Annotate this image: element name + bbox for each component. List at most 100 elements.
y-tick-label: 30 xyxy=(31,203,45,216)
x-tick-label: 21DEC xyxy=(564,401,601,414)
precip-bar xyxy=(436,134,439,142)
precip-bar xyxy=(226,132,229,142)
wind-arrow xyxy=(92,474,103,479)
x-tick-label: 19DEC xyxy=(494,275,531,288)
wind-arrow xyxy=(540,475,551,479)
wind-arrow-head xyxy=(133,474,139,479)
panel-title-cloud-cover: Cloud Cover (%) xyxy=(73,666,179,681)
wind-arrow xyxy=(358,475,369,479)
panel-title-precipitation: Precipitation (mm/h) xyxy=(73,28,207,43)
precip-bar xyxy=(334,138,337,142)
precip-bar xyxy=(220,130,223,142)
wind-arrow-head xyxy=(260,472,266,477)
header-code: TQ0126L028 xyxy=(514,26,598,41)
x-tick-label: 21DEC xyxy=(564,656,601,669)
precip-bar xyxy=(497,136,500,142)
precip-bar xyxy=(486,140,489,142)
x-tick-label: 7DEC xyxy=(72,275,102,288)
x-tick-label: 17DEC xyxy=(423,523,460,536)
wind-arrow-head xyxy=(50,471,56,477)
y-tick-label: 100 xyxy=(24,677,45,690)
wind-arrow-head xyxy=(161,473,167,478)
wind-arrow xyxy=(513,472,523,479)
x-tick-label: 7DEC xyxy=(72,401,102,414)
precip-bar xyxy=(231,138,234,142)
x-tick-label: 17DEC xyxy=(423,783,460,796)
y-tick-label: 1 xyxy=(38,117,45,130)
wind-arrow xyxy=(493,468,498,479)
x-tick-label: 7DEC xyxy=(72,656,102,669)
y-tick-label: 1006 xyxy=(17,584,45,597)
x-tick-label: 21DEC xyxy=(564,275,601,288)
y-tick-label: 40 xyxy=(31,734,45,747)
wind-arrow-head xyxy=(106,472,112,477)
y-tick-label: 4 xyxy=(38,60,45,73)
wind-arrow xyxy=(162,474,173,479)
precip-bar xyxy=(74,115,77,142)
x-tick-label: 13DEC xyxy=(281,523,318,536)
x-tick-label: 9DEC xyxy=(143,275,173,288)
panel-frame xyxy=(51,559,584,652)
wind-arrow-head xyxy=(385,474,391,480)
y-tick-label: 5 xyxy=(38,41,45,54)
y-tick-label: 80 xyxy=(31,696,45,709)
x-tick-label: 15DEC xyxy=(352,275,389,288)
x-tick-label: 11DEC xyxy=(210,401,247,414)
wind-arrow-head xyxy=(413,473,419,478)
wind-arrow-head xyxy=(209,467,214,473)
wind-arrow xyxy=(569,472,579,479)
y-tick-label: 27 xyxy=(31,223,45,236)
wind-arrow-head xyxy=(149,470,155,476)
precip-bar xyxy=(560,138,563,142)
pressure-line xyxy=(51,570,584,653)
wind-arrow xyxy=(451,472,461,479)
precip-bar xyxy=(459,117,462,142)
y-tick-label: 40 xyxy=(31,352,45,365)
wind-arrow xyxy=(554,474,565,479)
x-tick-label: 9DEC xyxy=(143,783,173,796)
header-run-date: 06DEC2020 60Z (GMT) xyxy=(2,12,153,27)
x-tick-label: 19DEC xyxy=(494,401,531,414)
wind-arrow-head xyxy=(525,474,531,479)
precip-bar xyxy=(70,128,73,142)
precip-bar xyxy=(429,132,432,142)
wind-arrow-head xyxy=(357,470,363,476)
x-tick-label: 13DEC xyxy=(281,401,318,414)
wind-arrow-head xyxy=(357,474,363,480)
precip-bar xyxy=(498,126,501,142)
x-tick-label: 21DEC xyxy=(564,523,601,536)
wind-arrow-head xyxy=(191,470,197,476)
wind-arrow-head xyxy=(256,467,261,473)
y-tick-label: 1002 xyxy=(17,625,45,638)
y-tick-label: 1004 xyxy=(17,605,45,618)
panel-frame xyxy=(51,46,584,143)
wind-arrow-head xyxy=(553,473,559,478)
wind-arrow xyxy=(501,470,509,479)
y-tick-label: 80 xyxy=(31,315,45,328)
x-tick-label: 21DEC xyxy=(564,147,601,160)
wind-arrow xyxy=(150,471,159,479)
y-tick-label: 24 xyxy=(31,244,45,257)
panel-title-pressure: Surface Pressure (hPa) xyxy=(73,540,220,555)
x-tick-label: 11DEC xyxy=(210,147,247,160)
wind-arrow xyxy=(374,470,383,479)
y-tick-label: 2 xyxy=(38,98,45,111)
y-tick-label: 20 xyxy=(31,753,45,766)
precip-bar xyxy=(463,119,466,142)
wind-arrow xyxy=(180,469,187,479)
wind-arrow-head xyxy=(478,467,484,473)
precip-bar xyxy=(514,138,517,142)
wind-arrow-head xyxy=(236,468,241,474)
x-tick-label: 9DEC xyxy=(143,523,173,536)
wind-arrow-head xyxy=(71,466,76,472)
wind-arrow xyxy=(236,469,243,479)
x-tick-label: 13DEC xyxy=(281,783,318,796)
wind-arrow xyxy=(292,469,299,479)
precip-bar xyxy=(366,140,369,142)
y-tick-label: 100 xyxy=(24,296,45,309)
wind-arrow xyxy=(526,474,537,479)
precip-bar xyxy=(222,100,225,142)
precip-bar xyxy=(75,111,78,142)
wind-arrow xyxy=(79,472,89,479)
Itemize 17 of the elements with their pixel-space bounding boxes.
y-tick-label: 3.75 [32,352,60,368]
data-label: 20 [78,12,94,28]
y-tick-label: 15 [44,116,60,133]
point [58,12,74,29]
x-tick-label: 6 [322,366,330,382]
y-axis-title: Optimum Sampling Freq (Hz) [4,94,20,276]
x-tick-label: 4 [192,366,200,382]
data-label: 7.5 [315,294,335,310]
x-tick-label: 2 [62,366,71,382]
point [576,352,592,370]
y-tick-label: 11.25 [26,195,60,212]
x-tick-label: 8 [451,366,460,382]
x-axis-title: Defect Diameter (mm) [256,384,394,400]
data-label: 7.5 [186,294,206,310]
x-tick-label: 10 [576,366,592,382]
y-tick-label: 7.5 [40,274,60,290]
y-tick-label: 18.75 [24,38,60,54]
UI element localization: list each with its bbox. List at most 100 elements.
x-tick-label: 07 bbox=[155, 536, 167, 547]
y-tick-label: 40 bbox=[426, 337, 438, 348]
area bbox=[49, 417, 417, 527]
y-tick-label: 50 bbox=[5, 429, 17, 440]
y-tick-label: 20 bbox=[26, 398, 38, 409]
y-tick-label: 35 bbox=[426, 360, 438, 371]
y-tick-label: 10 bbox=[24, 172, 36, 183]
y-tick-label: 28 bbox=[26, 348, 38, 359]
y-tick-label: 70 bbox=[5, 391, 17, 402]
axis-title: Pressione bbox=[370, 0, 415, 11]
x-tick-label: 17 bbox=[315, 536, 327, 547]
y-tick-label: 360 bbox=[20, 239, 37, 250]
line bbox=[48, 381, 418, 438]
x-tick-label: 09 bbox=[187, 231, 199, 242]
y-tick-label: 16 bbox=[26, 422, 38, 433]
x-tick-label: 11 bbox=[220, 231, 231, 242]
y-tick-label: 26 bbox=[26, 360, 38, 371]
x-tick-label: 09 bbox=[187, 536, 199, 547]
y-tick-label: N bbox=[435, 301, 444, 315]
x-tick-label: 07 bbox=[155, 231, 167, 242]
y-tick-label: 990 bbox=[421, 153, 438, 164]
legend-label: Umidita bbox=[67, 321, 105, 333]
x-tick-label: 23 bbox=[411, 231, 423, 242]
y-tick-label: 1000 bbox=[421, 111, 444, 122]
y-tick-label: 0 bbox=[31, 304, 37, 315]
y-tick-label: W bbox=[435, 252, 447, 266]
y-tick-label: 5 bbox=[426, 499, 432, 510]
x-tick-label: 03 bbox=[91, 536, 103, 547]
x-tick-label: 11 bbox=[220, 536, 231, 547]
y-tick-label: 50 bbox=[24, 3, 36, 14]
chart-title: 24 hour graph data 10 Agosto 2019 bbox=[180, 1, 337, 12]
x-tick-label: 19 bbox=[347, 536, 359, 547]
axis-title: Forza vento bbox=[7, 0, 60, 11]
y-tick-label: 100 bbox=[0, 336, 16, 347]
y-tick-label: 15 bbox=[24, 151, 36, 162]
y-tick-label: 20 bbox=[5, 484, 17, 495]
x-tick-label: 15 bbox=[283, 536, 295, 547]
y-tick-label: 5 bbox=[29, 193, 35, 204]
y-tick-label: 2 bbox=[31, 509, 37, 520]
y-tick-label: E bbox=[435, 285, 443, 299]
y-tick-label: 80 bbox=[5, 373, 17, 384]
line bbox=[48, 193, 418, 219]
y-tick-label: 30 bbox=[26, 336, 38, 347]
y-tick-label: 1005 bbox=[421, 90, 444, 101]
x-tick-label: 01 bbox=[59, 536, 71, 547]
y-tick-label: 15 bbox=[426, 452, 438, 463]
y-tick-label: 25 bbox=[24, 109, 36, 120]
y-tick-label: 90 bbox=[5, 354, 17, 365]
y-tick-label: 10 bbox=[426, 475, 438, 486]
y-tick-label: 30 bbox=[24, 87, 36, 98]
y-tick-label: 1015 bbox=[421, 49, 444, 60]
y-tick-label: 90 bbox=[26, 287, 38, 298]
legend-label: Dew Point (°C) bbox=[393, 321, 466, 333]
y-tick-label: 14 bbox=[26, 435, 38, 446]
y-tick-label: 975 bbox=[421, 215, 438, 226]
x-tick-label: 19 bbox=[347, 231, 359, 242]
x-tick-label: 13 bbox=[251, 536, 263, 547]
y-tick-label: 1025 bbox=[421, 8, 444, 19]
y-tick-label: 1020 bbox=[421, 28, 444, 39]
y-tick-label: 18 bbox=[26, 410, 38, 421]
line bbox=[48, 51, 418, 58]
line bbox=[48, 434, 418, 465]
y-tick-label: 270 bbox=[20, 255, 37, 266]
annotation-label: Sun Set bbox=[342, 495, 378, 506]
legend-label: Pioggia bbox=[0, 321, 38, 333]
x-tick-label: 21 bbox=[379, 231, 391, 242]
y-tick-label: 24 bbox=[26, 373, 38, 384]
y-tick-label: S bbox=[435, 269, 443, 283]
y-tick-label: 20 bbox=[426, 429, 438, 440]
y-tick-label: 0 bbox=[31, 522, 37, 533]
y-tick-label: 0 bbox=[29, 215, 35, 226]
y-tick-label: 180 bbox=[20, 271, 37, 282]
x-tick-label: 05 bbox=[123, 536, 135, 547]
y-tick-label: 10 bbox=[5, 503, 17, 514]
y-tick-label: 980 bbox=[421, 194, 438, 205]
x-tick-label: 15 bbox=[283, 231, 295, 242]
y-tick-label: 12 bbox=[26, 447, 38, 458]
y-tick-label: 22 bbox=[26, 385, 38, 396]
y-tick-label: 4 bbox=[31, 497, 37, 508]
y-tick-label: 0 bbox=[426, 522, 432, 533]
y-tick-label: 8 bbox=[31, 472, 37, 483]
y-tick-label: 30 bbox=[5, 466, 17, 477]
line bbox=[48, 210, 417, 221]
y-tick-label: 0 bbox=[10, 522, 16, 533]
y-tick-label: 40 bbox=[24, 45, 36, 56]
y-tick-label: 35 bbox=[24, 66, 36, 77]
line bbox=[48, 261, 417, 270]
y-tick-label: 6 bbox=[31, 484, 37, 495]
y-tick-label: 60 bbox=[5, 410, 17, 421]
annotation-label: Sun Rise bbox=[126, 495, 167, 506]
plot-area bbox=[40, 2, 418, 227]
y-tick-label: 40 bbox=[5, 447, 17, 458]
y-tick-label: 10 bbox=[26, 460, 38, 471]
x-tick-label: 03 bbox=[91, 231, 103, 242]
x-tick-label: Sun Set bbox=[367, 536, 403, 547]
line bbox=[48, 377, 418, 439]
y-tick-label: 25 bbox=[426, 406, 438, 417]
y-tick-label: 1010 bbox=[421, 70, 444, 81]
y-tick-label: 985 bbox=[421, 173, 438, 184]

Stated problem ▸ Quote the material verbatim, from its first line through the line containing "x-tick-label: 13DEC xyxy=(281,523,318,536)", including both of those lines.

Solution to this task ▸
Annotate this image: element name + bbox for each component. List at most 100 elements.
y-tick-label: 30 xyxy=(31,203,45,216)
x-tick-label: 21DEC xyxy=(564,401,601,414)
precip-bar xyxy=(436,134,439,142)
precip-bar xyxy=(226,132,229,142)
wind-arrow xyxy=(92,474,103,479)
x-tick-label: 19DEC xyxy=(494,275,531,288)
wind-arrow xyxy=(540,475,551,479)
wind-arrow-head xyxy=(133,474,139,479)
panel-title-cloud-cover: Cloud Cover (%) xyxy=(73,666,179,681)
wind-arrow xyxy=(358,475,369,479)
panel-title-precipitation: Precipitation (mm/h) xyxy=(73,28,207,43)
precip-bar xyxy=(334,138,337,142)
precip-bar xyxy=(220,130,223,142)
wind-arrow-head xyxy=(260,472,266,477)
header-code: TQ0126L028 xyxy=(514,26,598,41)
x-tick-label: 21DEC xyxy=(564,656,601,669)
precip-bar xyxy=(497,136,500,142)
precip-bar xyxy=(486,140,489,142)
x-tick-label: 7DEC xyxy=(72,275,102,288)
x-tick-label: 17DEC xyxy=(423,523,460,536)
wind-arrow-head xyxy=(50,471,56,477)
y-tick-label: 100 xyxy=(24,677,45,690)
wind-arrow-head xyxy=(161,473,167,478)
wind-arrow xyxy=(513,472,523,479)
x-tick-label: 7DEC xyxy=(72,401,102,414)
precip-bar xyxy=(231,138,234,142)
x-tick-label: 17DEC xyxy=(423,783,460,796)
y-tick-label: 1 xyxy=(38,117,45,130)
wind-arrow xyxy=(493,468,498,479)
x-tick-label: 7DEC xyxy=(72,656,102,669)
y-tick-label: 1006 xyxy=(17,584,45,597)
x-tick-label: 21DEC xyxy=(564,275,601,288)
y-tick-label: 40 xyxy=(31,734,45,747)
wind-arrow-head xyxy=(106,472,112,477)
y-tick-label: 4 xyxy=(38,60,45,73)
wind-arrow xyxy=(162,474,173,479)
precip-bar xyxy=(74,115,77,142)
x-tick-label: 13DEC xyxy=(281,523,318,536)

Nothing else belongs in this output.